=== Given task ===
Across the entries below, how many lines contain the string "area"? Give only the count.

=== Exercise inputs ===
= = = = = = =

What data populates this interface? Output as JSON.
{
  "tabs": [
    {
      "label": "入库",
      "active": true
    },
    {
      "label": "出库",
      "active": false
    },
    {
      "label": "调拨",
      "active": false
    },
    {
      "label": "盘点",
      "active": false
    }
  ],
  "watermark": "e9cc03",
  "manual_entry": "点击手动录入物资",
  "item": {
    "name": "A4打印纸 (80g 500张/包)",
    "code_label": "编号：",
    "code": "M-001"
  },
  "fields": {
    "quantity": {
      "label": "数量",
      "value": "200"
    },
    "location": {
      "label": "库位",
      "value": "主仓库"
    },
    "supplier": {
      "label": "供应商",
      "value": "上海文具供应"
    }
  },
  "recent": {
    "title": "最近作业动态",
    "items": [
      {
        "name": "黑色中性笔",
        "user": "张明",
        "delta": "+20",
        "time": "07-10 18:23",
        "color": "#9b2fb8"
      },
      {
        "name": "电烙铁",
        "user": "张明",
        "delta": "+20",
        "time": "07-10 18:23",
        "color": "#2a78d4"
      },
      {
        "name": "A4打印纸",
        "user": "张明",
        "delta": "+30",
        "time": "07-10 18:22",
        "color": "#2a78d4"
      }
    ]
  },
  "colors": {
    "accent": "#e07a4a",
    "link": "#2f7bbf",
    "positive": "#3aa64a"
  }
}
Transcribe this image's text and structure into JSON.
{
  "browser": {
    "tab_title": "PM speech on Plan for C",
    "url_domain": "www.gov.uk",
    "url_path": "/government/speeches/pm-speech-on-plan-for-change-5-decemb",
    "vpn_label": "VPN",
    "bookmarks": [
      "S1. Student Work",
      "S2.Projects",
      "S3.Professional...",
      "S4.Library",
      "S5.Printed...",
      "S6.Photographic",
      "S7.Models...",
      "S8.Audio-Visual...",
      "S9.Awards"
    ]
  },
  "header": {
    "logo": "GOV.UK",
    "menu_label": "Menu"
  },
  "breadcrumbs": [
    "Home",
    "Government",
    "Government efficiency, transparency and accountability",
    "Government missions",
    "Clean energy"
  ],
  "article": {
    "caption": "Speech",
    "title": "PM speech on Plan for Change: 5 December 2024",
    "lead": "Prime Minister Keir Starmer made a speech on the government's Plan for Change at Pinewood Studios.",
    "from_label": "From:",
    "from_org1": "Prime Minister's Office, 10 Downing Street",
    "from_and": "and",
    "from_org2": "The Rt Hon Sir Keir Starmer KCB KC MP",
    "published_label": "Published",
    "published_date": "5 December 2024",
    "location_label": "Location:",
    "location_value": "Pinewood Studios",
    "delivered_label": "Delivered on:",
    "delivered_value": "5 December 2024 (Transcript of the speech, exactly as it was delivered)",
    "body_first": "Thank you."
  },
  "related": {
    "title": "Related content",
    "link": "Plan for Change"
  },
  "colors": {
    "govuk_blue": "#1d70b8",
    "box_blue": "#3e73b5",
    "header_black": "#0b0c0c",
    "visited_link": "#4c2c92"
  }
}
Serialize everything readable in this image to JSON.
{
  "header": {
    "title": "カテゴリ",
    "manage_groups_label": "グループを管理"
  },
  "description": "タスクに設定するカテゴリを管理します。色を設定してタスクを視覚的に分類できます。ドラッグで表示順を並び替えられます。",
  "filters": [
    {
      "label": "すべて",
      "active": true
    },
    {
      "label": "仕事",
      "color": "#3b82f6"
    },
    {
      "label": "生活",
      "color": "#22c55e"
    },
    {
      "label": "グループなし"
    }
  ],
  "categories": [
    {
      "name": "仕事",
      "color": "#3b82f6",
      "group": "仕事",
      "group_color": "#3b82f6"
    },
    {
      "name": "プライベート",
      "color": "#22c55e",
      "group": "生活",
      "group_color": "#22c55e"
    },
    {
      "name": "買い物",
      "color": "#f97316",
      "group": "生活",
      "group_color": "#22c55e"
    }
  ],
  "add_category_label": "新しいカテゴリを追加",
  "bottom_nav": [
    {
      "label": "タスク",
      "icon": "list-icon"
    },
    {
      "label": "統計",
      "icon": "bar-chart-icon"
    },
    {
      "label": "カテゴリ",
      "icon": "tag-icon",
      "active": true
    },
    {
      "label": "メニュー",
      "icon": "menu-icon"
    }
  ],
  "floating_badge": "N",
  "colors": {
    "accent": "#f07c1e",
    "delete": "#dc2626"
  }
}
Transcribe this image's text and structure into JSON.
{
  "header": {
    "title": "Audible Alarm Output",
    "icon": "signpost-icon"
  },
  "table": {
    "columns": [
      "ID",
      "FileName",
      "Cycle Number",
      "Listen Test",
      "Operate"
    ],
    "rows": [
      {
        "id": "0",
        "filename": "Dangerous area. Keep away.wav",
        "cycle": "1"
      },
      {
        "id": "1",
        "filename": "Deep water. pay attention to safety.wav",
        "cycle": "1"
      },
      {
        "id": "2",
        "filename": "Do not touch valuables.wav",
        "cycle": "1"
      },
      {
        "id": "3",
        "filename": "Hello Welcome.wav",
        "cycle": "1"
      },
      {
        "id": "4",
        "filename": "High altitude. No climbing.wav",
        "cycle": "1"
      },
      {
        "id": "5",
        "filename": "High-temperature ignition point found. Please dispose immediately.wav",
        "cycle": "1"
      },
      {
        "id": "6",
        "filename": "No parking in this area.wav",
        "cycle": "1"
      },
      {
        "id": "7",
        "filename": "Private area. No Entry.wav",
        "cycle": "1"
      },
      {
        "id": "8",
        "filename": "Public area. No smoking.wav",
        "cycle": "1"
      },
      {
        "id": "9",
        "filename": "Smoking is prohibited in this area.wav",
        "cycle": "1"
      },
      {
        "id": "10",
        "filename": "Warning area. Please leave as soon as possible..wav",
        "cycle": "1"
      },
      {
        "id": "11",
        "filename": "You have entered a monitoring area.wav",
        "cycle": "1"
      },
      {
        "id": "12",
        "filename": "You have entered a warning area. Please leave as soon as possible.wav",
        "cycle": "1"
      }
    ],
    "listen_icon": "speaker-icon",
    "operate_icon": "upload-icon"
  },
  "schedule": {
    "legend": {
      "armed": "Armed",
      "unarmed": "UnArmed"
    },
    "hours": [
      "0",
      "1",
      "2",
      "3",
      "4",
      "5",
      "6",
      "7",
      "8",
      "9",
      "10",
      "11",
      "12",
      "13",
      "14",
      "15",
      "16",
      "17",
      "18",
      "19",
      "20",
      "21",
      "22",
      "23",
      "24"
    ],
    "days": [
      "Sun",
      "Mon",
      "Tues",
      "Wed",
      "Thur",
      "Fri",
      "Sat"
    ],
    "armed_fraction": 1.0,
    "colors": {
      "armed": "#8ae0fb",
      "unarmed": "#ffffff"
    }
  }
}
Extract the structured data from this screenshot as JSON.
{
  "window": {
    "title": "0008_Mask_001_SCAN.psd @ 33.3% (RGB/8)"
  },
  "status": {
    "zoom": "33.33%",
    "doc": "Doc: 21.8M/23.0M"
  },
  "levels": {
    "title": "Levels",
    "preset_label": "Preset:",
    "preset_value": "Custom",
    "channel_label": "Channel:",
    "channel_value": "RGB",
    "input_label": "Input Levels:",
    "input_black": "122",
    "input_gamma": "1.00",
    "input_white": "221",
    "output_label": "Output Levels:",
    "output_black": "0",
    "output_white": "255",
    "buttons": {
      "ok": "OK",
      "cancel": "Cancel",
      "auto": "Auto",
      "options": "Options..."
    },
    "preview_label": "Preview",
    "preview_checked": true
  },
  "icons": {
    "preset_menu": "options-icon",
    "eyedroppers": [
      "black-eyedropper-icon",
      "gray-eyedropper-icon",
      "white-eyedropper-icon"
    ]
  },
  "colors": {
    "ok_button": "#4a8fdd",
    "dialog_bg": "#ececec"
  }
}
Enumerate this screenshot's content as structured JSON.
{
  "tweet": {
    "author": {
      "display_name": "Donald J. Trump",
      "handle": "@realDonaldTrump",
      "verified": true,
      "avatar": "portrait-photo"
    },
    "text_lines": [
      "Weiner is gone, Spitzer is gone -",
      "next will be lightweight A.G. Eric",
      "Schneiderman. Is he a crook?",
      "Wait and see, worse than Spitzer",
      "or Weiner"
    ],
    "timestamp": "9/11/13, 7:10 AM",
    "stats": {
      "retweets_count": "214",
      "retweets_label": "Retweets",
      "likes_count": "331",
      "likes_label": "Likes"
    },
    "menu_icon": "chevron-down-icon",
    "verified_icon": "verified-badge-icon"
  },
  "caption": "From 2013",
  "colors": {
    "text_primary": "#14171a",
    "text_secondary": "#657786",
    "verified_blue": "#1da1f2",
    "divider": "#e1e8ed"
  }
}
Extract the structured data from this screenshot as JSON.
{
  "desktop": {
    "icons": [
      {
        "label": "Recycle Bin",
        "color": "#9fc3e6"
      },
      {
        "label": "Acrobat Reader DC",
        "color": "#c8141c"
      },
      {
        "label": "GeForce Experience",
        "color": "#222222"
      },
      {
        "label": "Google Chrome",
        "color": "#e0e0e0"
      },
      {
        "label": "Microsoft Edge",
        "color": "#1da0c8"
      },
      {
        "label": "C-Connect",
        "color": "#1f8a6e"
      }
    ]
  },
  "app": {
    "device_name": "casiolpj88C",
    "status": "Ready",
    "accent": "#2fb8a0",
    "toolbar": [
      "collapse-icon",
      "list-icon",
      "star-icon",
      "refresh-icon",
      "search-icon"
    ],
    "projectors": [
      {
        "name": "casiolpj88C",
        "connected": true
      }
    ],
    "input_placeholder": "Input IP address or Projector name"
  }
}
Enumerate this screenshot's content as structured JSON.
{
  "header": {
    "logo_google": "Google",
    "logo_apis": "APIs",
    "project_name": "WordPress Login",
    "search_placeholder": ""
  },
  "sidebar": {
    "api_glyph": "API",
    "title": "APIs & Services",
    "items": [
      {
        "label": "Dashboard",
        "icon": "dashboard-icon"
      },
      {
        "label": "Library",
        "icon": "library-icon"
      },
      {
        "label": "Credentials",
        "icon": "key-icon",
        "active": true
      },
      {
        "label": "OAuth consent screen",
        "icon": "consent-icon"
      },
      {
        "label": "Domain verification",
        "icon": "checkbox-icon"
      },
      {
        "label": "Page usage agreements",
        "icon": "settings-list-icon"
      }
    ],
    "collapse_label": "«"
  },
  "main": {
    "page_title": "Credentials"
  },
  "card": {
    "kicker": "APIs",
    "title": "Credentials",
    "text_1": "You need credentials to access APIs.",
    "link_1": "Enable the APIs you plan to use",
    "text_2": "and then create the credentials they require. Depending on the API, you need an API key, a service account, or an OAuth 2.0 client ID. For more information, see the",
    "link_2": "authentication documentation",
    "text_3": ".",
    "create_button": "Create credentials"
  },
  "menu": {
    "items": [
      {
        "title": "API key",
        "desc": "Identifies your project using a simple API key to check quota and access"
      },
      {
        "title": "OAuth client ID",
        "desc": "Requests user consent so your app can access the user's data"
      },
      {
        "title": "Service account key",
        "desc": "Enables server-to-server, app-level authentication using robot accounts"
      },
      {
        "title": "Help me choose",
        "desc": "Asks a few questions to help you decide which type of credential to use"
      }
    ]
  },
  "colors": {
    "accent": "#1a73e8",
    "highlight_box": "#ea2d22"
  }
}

= = = = = = =

=== Exercise solution ===
8